▶ [STATED GOAL 1]: In the mailing-list excerpt about sharing user components, what was the original idea of OCL?
▶ [STATED GOAL 2]: In the listing, copy every line from the one containing "Patent image size: (956, 891)." to the one containing "The current flow directional element 71", with both of those lines included.

▶ [PAGE EXCERPT]:
<<<<
The place for sharing users component

On Feb 22, 2011, at 15:29 , Herman Bruyninckx wrote:

> On Tue, 22 Feb 2011, Willy Lambert wrote:
>
>> Hi all,
>>
>> I create a new thread because I think it is not good to continue in an other
>> thread
>>
>> As I am beginning to interface my hardware on my robot (especially my CAN bus),
>> I wondered about where I could find others components or publish my code to help
>> others, I asked :
>>> [...]where is the place for such a
>>> component ? is it the job of OCL v2 ?
>>
>> Peter's answer :
>>> No. Create a package repository similar to how a ROS package tree works (ie
>>> identical :-) , and point people to that repository. You can use git or svn,
>>> or whatever you feel most comfortable with.
>
> I do not agree with Peter completely: the original idea of OCL (6-7 years
> ago) was for it to become the place to collect "best practice" solutions,
> and only those. Because of a lack of insight in what "best practice" really
> means, OCL ended up in becoming the "wast basket" of the Orocos project,
> that is, the branch were everything got dumped that did not nicely fit in
> the core parts of the project's source tree :-(
>
> I think it is high time to resurrect OCL as "the" place for users to go an
> look for proven, documented, best practice systems. I think this is to some
> extent what you are also hinting at, isn't it?

I'm with Herman on this one. Orocos' biggest fault is that it is developer-centric, not user-centric. IMHO trimming down OCL was an example of this. The project is wonderful for developers. It is tough to be a user in this ecosystem.

> In addition to that, Peter's suggestion for the "ROS like" approach of
> various, unreviewed code repositories also makes sense. But the practice
> proves that this becomes a chaotic bunch of bits and pieces without any
> quality control or guarantee. I think we should do better with Orocos,
> since there is a major difference between ROS and Orocos: we want to be the
> best possible solution in a small niche of robotics.

I agree that there is, and should be, a distinction between best practice examples, and user-contributed code. But we also need examples of both.

>> First of all, I am not complaining about a miss, but trying to understand what's
>> the Orocos roadmap about "community integration". I think there is a lack and as
>> I love Orocos I can't accept it can't conquer the world :p
>
> It should conquer only a small piece of the world, but conquer that niche
> without leaving any room for competition :-)
>>>>
▶ [MATERIAL PROVIDED]:
<<<<
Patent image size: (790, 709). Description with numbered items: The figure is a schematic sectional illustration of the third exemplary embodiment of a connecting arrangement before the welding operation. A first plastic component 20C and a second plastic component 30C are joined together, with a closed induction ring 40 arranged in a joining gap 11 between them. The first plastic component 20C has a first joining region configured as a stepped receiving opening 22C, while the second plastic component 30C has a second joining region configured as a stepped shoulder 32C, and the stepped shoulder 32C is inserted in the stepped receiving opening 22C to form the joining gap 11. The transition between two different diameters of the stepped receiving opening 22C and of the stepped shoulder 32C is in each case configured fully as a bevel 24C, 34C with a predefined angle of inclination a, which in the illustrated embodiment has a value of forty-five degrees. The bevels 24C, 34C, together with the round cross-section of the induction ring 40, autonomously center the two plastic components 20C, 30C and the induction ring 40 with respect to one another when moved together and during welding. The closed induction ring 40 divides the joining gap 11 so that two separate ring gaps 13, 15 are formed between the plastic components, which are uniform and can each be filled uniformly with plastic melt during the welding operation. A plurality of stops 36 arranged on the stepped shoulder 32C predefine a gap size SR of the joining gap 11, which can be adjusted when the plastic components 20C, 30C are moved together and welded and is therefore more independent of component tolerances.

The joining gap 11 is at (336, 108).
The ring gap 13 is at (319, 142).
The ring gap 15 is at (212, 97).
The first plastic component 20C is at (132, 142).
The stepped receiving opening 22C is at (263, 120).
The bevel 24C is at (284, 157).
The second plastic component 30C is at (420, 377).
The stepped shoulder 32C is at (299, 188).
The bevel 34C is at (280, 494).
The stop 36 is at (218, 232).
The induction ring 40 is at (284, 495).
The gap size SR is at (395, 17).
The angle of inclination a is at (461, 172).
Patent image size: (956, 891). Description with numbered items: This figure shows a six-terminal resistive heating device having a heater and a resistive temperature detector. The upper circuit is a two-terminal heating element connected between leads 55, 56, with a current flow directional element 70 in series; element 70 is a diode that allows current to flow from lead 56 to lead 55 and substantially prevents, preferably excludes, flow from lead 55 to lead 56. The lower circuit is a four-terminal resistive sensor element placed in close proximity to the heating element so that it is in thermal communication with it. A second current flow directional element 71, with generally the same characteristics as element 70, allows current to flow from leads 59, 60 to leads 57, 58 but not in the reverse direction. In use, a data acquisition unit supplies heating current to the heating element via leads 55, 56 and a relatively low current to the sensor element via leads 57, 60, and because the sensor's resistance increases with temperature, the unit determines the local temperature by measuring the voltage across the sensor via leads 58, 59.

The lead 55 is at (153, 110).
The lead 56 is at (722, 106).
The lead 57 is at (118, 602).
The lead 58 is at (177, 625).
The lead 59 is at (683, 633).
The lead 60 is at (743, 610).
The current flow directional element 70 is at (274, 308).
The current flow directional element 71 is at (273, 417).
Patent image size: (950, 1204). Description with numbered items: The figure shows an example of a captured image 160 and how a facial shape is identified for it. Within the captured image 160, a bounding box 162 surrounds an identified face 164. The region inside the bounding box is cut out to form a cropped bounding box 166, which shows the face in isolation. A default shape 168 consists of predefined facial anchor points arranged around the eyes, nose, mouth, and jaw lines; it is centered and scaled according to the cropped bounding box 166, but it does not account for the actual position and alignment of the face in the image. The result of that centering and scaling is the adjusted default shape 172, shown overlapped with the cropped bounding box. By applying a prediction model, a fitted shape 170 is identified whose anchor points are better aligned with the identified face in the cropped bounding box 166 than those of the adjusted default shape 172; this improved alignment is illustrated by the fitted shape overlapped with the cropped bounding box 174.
>>>>
▶ [ANSWER 1]: OCL was meant to become the place to collect "best practice" solutions, and only those.

▶ [ANSWER 2]:
Patent image size: (956, 891). Description with numbered items: This figure shows a six-terminal resistive heating device having a heater and a resistive temperature detector. The upper circuit is a two-terminal heating element connected between leads 55, 56, with a current flow directional element 70 in series; element 70 is a diode that allows current to flow from lead 56 to lead 55 and substantially prevents, preferably excludes, flow from lead 55 to lead 56. The lower circuit is a four-terminal resistive sensor element placed in close proximity to the heating element so that it is in thermal communication with it. A second current flow directional element 71, with generally the same characteristics as element 70, allows current to flow from leads 59, 60 to leads 57, 58 but not in the reverse direction. In use, a data acquisition unit supplies heating current to the heating element via leads 55, 56 and a relatively low current to the sensor element via leads 57, 60, and because the sensor's resistance increases with temperature, the unit determines the local temperature by measuring the voltage across the sensor via leads 58, 59.

The lead 55 is at (153, 110).
The lead 56 is at (722, 106).
The lead 57 is at (118, 602).
The lead 58 is at (177, 625).
The lead 59 is at (683, 633).
The lead 60 is at (743, 610).
The current flow directional element 70 is at (274, 308).
The current flow directional element 71 is at (273, 417).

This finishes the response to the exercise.